• **Work instructions**:
Without the images, write out the whole listing exactly.
--- start of Data excerpts ---
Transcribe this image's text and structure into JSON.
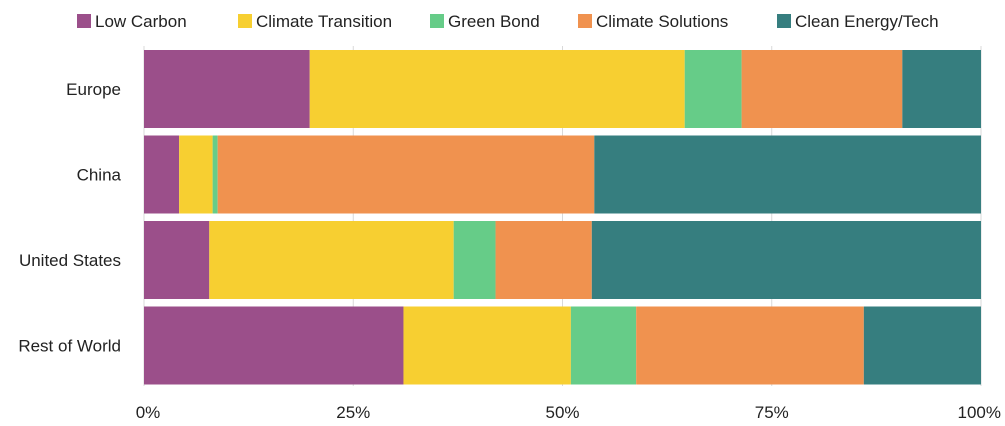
{
  "chart_data": {
    "type": "bar",
    "orientation": "horizontal",
    "stacked": true,
    "normalized": true,
    "categories": [
      "Europe",
      "China",
      "United States",
      "Rest of World"
    ],
    "series": [
      {
        "name": "Low Carbon",
        "color": "#9b4f8a",
        "values": [
          19.8,
          4.2,
          7.8,
          31.0
        ]
      },
      {
        "name": "Climate Transition",
        "color": "#f7cf31",
        "values": [
          44.8,
          4.0,
          29.2,
          20.0
        ]
      },
      {
        "name": "Green Bond",
        "color": "#66cc88",
        "values": [
          6.8,
          0.6,
          5.0,
          7.8
        ]
      },
      {
        "name": "Climate Solutions",
        "color": "#f0924f",
        "values": [
          19.2,
          45.0,
          11.5,
          27.2
        ]
      },
      {
        "name": "Clean Energy/Tech",
        "color": "#367e7f",
        "values": [
          9.4,
          46.2,
          46.5,
          14.0
        ]
      }
    ],
    "xlim": [
      0,
      100
    ],
    "xticks": [
      0,
      25,
      50,
      75,
      100
    ],
    "xtick_labels": [
      "0%",
      "25%",
      "50%",
      "75%",
      "100%"
    ],
    "legend_position": "top",
    "grid": "vertical"
  }
}
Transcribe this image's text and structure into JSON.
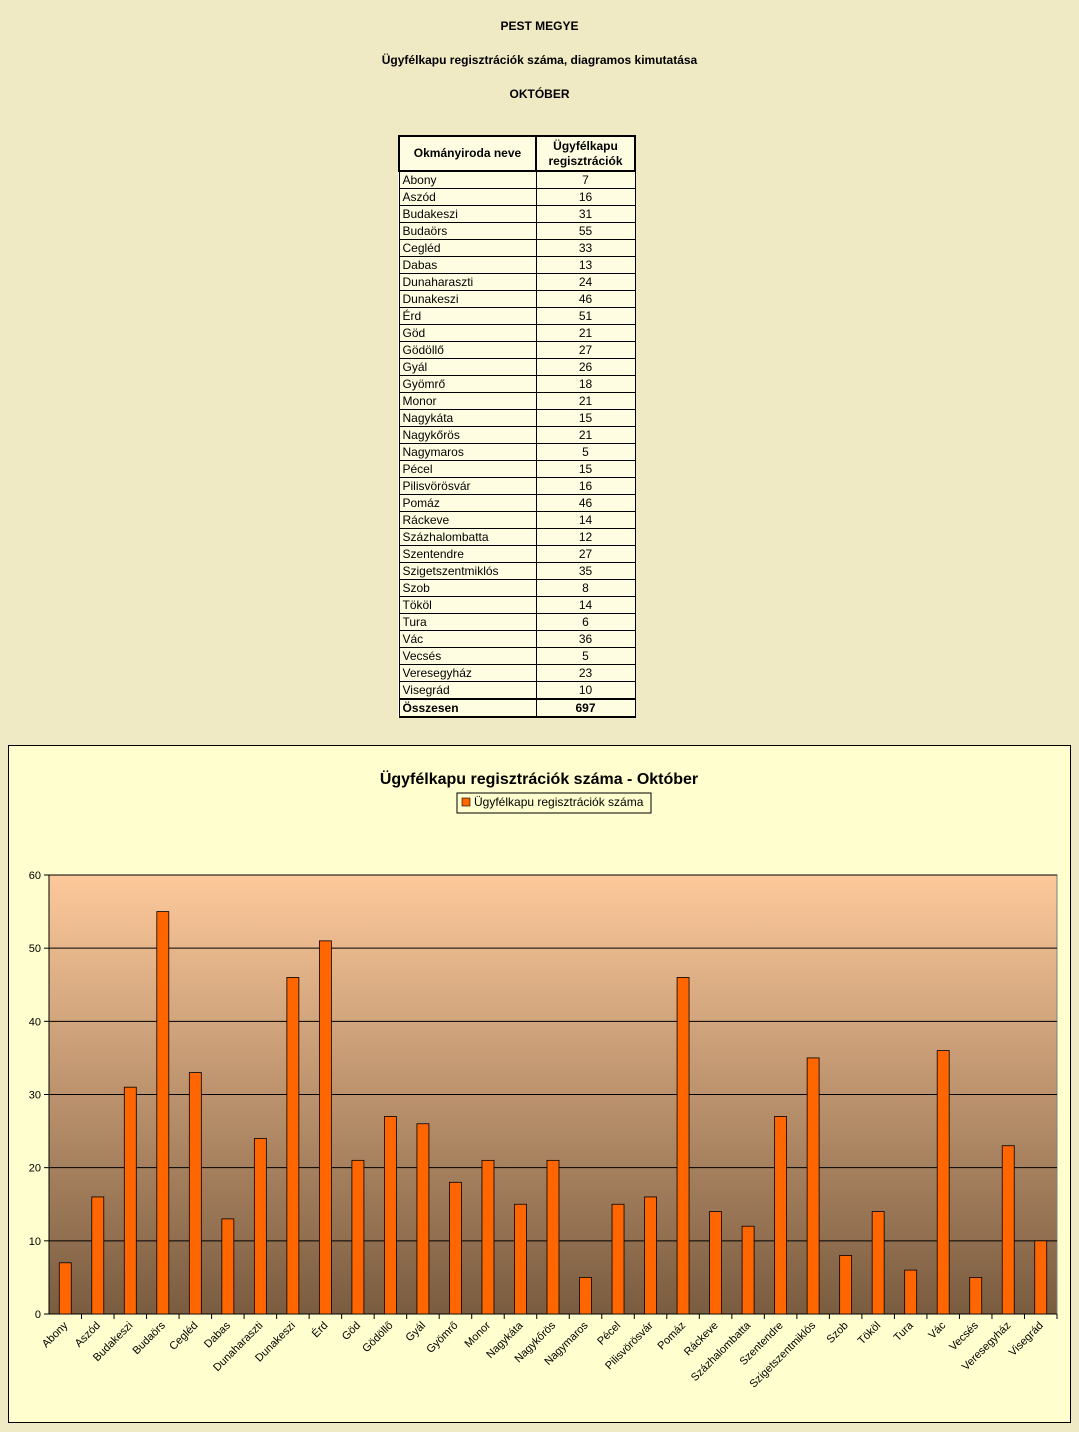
{
  "header": {
    "county": "PEST MEGYE",
    "subtitle": "Ügyfélkapu regisztrációk száma, diagramos kimutatása",
    "month": "OKTÓBER"
  },
  "table": {
    "col1": "Okmányiroda neve",
    "col2_line1": "Ügyfélkapu",
    "col2_line2": "regisztrációk",
    "rows": [
      {
        "name": "Abony",
        "value": "7"
      },
      {
        "name": "Aszód",
        "value": "16"
      },
      {
        "name": "Budakeszi",
        "value": "31"
      },
      {
        "name": "Budaörs",
        "value": "55"
      },
      {
        "name": "Cegléd",
        "value": "33"
      },
      {
        "name": "Dabas",
        "value": "13"
      },
      {
        "name": "Dunaharaszti",
        "value": "24"
      },
      {
        "name": "Dunakeszi",
        "value": "46"
      },
      {
        "name": "Érd",
        "value": "51"
      },
      {
        "name": "Göd",
        "value": "21"
      },
      {
        "name": "Gödöllő",
        "value": "27"
      },
      {
        "name": "Gyál",
        "value": "26"
      },
      {
        "name": "Gyömrő",
        "value": "18"
      },
      {
        "name": "Monor",
        "value": "21"
      },
      {
        "name": "Nagykáta",
        "value": "15"
      },
      {
        "name": "Nagykőrös",
        "value": "21"
      },
      {
        "name": "Nagymaros",
        "value": "5"
      },
      {
        "name": "Pécel",
        "value": "15"
      },
      {
        "name": "Pilisvörösvár",
        "value": "16"
      },
      {
        "name": "Pomáz",
        "value": "46"
      },
      {
        "name": "Ráckeve",
        "value": "14"
      },
      {
        "name": "Százhalombatta",
        "value": "12"
      },
      {
        "name": "Szentendre",
        "value": "27"
      },
      {
        "name": "Szigetszentmiklós",
        "value": "35"
      },
      {
        "name": "Szob",
        "value": "8"
      },
      {
        "name": "Tököl",
        "value": "14"
      },
      {
        "name": "Tura",
        "value": "6"
      },
      {
        "name": "Vác",
        "value": "36"
      },
      {
        "name": "Vecsés",
        "value": "5"
      },
      {
        "name": "Veresegyház",
        "value": "23"
      },
      {
        "name": "Visegrád",
        "value": "10"
      }
    ],
    "total_label": "Összesen",
    "total_value": "697"
  },
  "colors": {
    "bar": "#ff6600",
    "plot_top": "#fdc99b",
    "plot_bottom": "#7a5c40",
    "chart_bg": "#fefece",
    "page_bg": "#efe9c4"
  },
  "chart_data": {
    "type": "bar",
    "title": "Ügyfélkapu regisztrációk száma - Október",
    "legend_position": "top",
    "grid": true,
    "ylim": [
      0,
      60
    ],
    "yticks": [
      0,
      10,
      20,
      30,
      40,
      50,
      60
    ],
    "categories": [
      "Abony",
      "Aszód",
      "Budakeszi",
      "Budaörs",
      "Cegléd",
      "Dabas",
      "Dunaharaszti",
      "Dunakeszi",
      "Érd",
      "Göd",
      "Gödöllő",
      "Gyál",
      "Gyömrő",
      "Monor",
      "Nagykáta",
      "Nagykőrös",
      "Nagymaros",
      "Pécel",
      "Pilisvörösvár",
      "Pomáz",
      "Ráckeve",
      "Százhalombatta",
      "Szentendre",
      "Szigetszentmiklós",
      "Szob",
      "Tököl",
      "Tura",
      "Vác",
      "Vecsés",
      "Veresegyház",
      "Visegrád"
    ],
    "series": [
      {
        "name": "Ügyfélkapu regisztrációk száma",
        "values": [
          7,
          16,
          31,
          55,
          33,
          13,
          24,
          46,
          51,
          21,
          27,
          26,
          18,
          21,
          15,
          21,
          5,
          15,
          16,
          46,
          14,
          12,
          27,
          35,
          8,
          14,
          6,
          36,
          5,
          23,
          10
        ]
      }
    ]
  }
}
--- end of Data excerpts ---
• **Answer in full**:
Transcribe this image's text and structure into JSON.
{
  "chart_data": {
    "type": "bar",
    "orientation": "horizontal",
    "stacked": true,
    "normalized": true,
    "categories": [
      "Europe",
      "China",
      "United States",
      "Rest of World"
    ],
    "series": [
      {
        "name": "Low Carbon",
        "color": "#9b4f8a",
        "values": [
          19.8,
          4.2,
          7.8,
          31.0
        ]
      },
      {
        "name": "Climate Transition",
        "color": "#f7cf31",
        "values": [
          44.8,
          4.0,
          29.2,
          20.0
        ]
      },
      {
        "name": "Green Bond",
        "color": "#66cc88",
        "values": [
          6.8,
          0.6,
          5.0,
          7.8
        ]
      },
      {
        "name": "Climate Solutions",
        "color": "#f0924f",
        "values": [
          19.2,
          45.0,
          11.5,
          27.2
        ]
      },
      {
        "name": "Clean Energy/Tech",
        "color": "#367e7f",
        "values": [
          9.4,
          46.2,
          46.5,
          14.0
        ]
      }
    ],
    "xlim": [
      0,
      100
    ],
    "xticks": [
      0,
      25,
      50,
      75,
      100
    ],
    "xtick_labels": [
      "0%",
      "25%",
      "50%",
      "75%",
      "100%"
    ],
    "legend_position": "top",
    "grid": "vertical"
  }
}
Transcribe this image's text and structure into JSON.
{
  "header": {
    "county": "PEST MEGYE",
    "subtitle": "Ügyfélkapu regisztrációk száma, diagramos kimutatása",
    "month": "OKTÓBER"
  },
  "table": {
    "col1": "Okmányiroda neve",
    "col2_line1": "Ügyfélkapu",
    "col2_line2": "regisztrációk",
    "rows": [
      {
        "name": "Abony",
        "value": "7"
      },
      {
        "name": "Aszód",
        "value": "16"
      },
      {
        "name": "Budakeszi",
        "value": "31"
      },
      {
        "name": "Budaörs",
        "value": "55"
      },
      {
        "name": "Cegléd",
        "value": "33"
      },
      {
        "name": "Dabas",
        "value": "13"
      },
      {
        "name": "Dunaharaszti",
        "value": "24"
      },
      {
        "name": "Dunakeszi",
        "value": "46"
      },
      {
        "name": "Érd",
        "value": "51"
      },
      {
        "name": "Göd",
        "value": "21"
      },
      {
        "name": "Gödöllő",
        "value": "27"
      },
      {
        "name": "Gyál",
        "value": "26"
      },
      {
        "name": "Gyömrő",
        "value": "18"
      },
      {
        "name": "Monor",
        "value": "21"
      },
      {
        "name": "Nagykáta",
        "value": "15"
      },
      {
        "name": "Nagykőrös",
        "value": "21"
      },
      {
        "name": "Nagymaros",
        "value": "5"
      },
      {
        "name": "Pécel",
        "value": "15"
      },
      {
        "name": "Pilisvörösvár",
        "value": "16"
      },
      {
        "name": "Pomáz",
        "value": "46"
      },
      {
        "name": "Ráckeve",
        "value": "14"
      },
      {
        "name": "Százhalombatta",
        "value": "12"
      },
      {
        "name": "Szentendre",
        "value": "27"
      },
      {
        "name": "Szigetszentmiklós",
        "value": "35"
      },
      {
        "name": "Szob",
        "value": "8"
      },
      {
        "name": "Tököl",
        "value": "14"
      },
      {
        "name": "Tura",
        "value": "6"
      },
      {
        "name": "Vác",
        "value": "36"
      },
      {
        "name": "Vecsés",
        "value": "5"
      },
      {
        "name": "Veresegyház",
        "value": "23"
      },
      {
        "name": "Visegrád",
        "value": "10"
      }
    ],
    "total_label": "Összesen",
    "total_value": "697"
  },
  "colors": {
    "bar": "#ff6600",
    "plot_top": "#fdc99b",
    "plot_bottom": "#7a5c40",
    "chart_bg": "#fefece",
    "page_bg": "#efe9c4"
  },
  "chart_data": {
    "type": "bar",
    "title": "Ügyfélkapu regisztrációk száma - Október",
    "legend_position": "top",
    "grid": true,
    "ylim": [
      0,
      60
    ],
    "yticks": [
      0,
      10,
      20,
      30,
      40,
      50,
      60
    ],
    "categories": [
      "Abony",
      "Aszód",
      "Budakeszi",
      "Budaörs",
      "Cegléd",
      "Dabas",
      "Dunaharaszti",
      "Dunakeszi",
      "Érd",
      "Göd",
      "Gödöllő",
      "Gyál",
      "Gyömrő",
      "Monor",
      "Nagykáta",
      "Nagykőrös",
      "Nagymaros",
      "Pécel",
      "Pilisvörösvár",
      "Pomáz",
      "Ráckeve",
      "Százhalombatta",
      "Szentendre",
      "Szigetszentmiklós",
      "Szob",
      "Tököl",
      "Tura",
      "Vác",
      "Vecsés",
      "Veresegyház",
      "Visegrád"
    ],
    "series": [
      {
        "name": "Ügyfélkapu regisztrációk száma",
        "values": [
          7,
          16,
          31,
          55,
          33,
          13,
          24,
          46,
          51,
          21,
          27,
          26,
          18,
          21,
          15,
          21,
          5,
          15,
          16,
          46,
          14,
          12,
          27,
          35,
          8,
          14,
          6,
          36,
          5,
          23,
          10
        ]
      }
    ]
  }
}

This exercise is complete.